Problem description. Reproduce the entries below word for word.
──────── Data to process ────────
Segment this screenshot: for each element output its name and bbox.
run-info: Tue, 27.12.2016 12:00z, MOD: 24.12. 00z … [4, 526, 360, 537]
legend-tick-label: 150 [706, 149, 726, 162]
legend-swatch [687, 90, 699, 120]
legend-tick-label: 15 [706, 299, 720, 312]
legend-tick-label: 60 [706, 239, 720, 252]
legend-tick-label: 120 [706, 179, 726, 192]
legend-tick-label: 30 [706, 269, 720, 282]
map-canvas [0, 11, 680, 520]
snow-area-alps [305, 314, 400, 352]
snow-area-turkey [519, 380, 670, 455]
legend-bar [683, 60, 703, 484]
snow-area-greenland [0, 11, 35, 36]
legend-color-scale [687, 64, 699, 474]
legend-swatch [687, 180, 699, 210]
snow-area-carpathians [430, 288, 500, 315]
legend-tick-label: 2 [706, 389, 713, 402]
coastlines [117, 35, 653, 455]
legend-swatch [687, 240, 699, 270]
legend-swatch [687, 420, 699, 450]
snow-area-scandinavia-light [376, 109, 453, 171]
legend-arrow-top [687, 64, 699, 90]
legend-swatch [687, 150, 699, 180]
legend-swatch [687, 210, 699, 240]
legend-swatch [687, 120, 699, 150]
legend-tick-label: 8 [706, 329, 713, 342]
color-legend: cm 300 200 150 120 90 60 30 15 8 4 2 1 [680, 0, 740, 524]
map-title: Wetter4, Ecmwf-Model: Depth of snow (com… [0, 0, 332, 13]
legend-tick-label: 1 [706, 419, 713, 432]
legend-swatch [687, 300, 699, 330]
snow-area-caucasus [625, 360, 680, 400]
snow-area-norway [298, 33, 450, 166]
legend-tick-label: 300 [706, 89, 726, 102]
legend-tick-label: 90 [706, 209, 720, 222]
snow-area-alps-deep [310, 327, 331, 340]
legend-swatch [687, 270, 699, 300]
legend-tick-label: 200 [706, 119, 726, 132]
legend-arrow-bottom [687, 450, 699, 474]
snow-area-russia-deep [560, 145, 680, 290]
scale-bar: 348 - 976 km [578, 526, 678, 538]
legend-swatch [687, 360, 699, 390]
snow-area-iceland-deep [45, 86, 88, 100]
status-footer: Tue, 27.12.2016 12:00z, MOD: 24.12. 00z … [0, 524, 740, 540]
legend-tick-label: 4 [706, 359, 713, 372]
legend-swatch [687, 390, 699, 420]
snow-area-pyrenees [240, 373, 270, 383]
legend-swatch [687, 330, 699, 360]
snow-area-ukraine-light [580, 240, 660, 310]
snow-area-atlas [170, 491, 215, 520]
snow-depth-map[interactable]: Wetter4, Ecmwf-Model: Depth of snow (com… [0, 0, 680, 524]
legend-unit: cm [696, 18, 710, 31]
────────
Response to this exercise.
Segment this screenshot: for each element output its name and bbox.
run-info: Tue, 27.12.2016 12:00z, MOD: 24.12. 00z … [4, 526, 360, 537]
legend-tick-label: 150 [706, 149, 726, 162]
legend-swatch [687, 90, 699, 120]
legend-tick-label: 15 [706, 299, 720, 312]
legend-tick-label: 60 [706, 239, 720, 252]
legend-tick-label: 120 [706, 179, 726, 192]
legend-tick-label: 30 [706, 269, 720, 282]
map-canvas [0, 11, 680, 520]
snow-area-alps [305, 314, 400, 352]
snow-area-turkey [519, 380, 670, 455]
legend-bar [683, 60, 703, 484]
snow-area-greenland [0, 11, 35, 36]
legend-color-scale [687, 64, 699, 474]
legend-swatch [687, 180, 699, 210]
snow-area-carpathians [430, 288, 500, 315]
legend-tick-label: 2 [706, 389, 713, 402]
coastlines [117, 35, 653, 455]
legend-swatch [687, 240, 699, 270]
legend-swatch [687, 420, 699, 450]
snow-area-scandinavia-light [376, 109, 453, 171]
legend-arrow-top [687, 64, 699, 90]
legend-swatch [687, 150, 699, 180]
legend-swatch [687, 210, 699, 240]
legend-swatch [687, 120, 699, 150]
legend-tick-label: 8 [706, 329, 713, 342]
color-legend: cm 300 200 150 120 90 60 30 15 8 4 2 1 [680, 0, 740, 524]
map-title: Wetter4, Ecmwf-Model: Depth of snow (com… [0, 0, 332, 13]
legend-tick-label: 1 [706, 419, 713, 432]
legend-swatch [687, 300, 699, 330]
snow-area-caucasus [625, 360, 680, 400]
snow-area-norway [298, 33, 450, 166]
legend-tick-label: 300 [706, 89, 726, 102]
legend-tick-label: 90 [706, 209, 720, 222]
snow-area-alps-deep [310, 327, 331, 340]
legend-swatch [687, 270, 699, 300]
legend-tick-label: 200 [706, 119, 726, 132]
legend-arrow-bottom [687, 450, 699, 474]
snow-area-russia-deep [560, 145, 680, 290]
scale-bar: 348 - 976 km [578, 526, 678, 538]
legend-swatch [687, 360, 699, 390]
snow-area-iceland-deep [45, 86, 88, 100]
status-footer: Tue, 27.12.2016 12:00z, MOD: 24.12. 00z … [0, 524, 740, 540]
legend-tick-label: 4 [706, 359, 713, 372]
legend-swatch [687, 390, 699, 420]
snow-area-pyrenees [240, 373, 270, 383]
legend-swatch [687, 330, 699, 360]
snow-area-ukraine-light [580, 240, 660, 310]
snow-area-atlas [170, 491, 215, 520]
snow-depth-map[interactable]: Wetter4, Ecmwf-Model: Depth of snow (com… [0, 0, 680, 524]
legend-unit: cm [696, 18, 710, 31]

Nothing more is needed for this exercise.